### Aim:
Leaving out the pictures, transcribe all of the records faithfully.

START Materials provided

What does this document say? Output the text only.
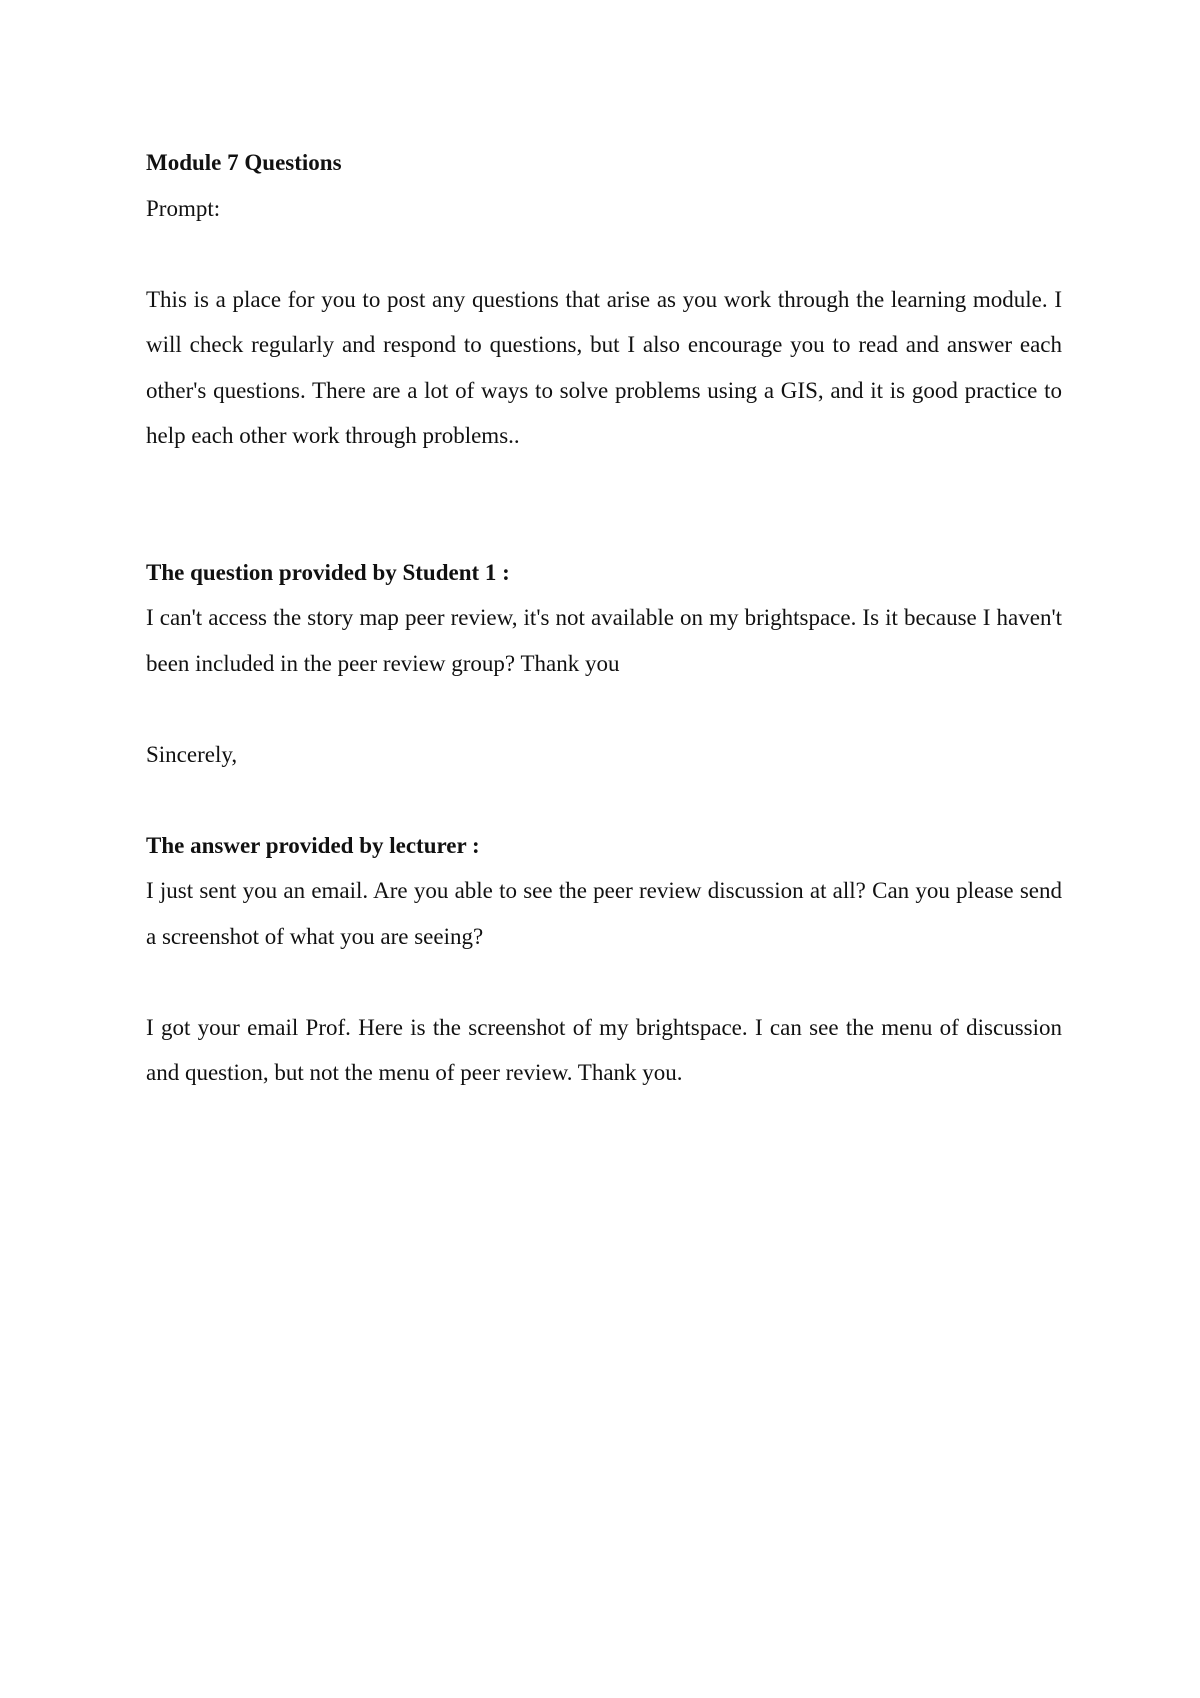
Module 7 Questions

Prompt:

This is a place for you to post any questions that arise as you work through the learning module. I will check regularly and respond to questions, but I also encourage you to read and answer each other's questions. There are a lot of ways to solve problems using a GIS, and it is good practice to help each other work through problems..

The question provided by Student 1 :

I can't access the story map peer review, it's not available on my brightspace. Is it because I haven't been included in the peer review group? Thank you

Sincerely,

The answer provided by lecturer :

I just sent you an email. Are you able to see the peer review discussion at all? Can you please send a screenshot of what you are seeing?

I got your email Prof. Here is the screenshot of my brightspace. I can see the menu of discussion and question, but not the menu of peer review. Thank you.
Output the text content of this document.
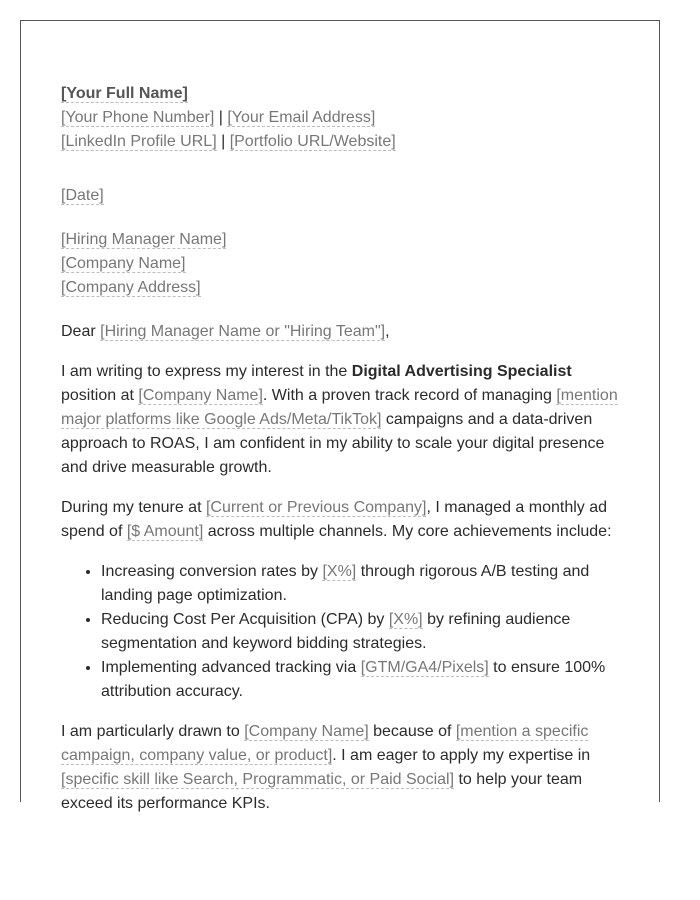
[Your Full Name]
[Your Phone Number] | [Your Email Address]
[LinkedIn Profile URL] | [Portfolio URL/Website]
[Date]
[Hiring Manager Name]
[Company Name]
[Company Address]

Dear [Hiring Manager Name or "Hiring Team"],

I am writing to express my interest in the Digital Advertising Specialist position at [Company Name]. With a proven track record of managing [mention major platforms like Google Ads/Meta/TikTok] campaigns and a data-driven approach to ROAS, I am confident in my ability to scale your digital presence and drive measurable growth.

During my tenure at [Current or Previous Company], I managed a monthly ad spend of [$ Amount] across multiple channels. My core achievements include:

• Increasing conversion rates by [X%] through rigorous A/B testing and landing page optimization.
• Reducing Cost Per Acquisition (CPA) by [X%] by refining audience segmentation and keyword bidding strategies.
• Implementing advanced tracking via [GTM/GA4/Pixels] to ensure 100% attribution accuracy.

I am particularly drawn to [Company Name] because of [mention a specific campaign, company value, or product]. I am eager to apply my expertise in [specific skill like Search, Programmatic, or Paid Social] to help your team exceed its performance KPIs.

END Materials provided

### Response to this exercise:
What does this document say? Output the text only.
Module 7 Questions

Prompt:

This is a place for you to post any questions that arise as you work through the learning module. I will check regularly and respond to questions, but I also encourage you to read and answer each other's questions. There are a lot of ways to solve problems using a GIS, and it is good practice to help each other work through problems..

The question provided by Student 1 :

I can't access the story map peer review, it's not available on my brightspace. Is it because I haven't been included in the peer review group? Thank you

Sincerely,

The answer provided by lecturer :

I just sent you an email. Are you able to see the peer review discussion at all? Can you please send a screenshot of what you are seeing?

I got your email Prof. Here is the screenshot of my brightspace. I can see the menu of discussion and question, but not the menu of peer review. Thank you.
Output the text content of this document.
[Your Full Name]
[Your Phone Number] | [Your Email Address]
[LinkedIn Profile URL] | [Portfolio URL/Website]
[Date]
[Hiring Manager Name]
[Company Name]
[Company Address]

Dear [Hiring Manager Name or "Hiring Team"],

I am writing to express my interest in the Digital Advertising Specialist position at [Company Name]. With a proven track record of managing [mention major platforms like Google Ads/Meta/TikTok] campaigns and a data-driven approach to ROAS, I am confident in my ability to scale your digital presence and drive measurable growth.

During my tenure at [Current or Previous Company], I managed a monthly ad spend of [$ Amount] across multiple channels. My core achievements include:

• Increasing conversion rates by [X%] through rigorous A/B testing and landing page optimization.
• Reducing Cost Per Acquisition (CPA) by [X%] by refining audience segmentation and keyword bidding strategies.
• Implementing advanced tracking via [GTM/GA4/Pixels] to ensure 100% attribution accuracy.

I am particularly drawn to [Company Name] because of [mention a specific campaign, company value, or product]. I am eager to apply my expertise in [specific skill like Search, Programmatic, or Paid Social] to help your team exceed its performance KPIs.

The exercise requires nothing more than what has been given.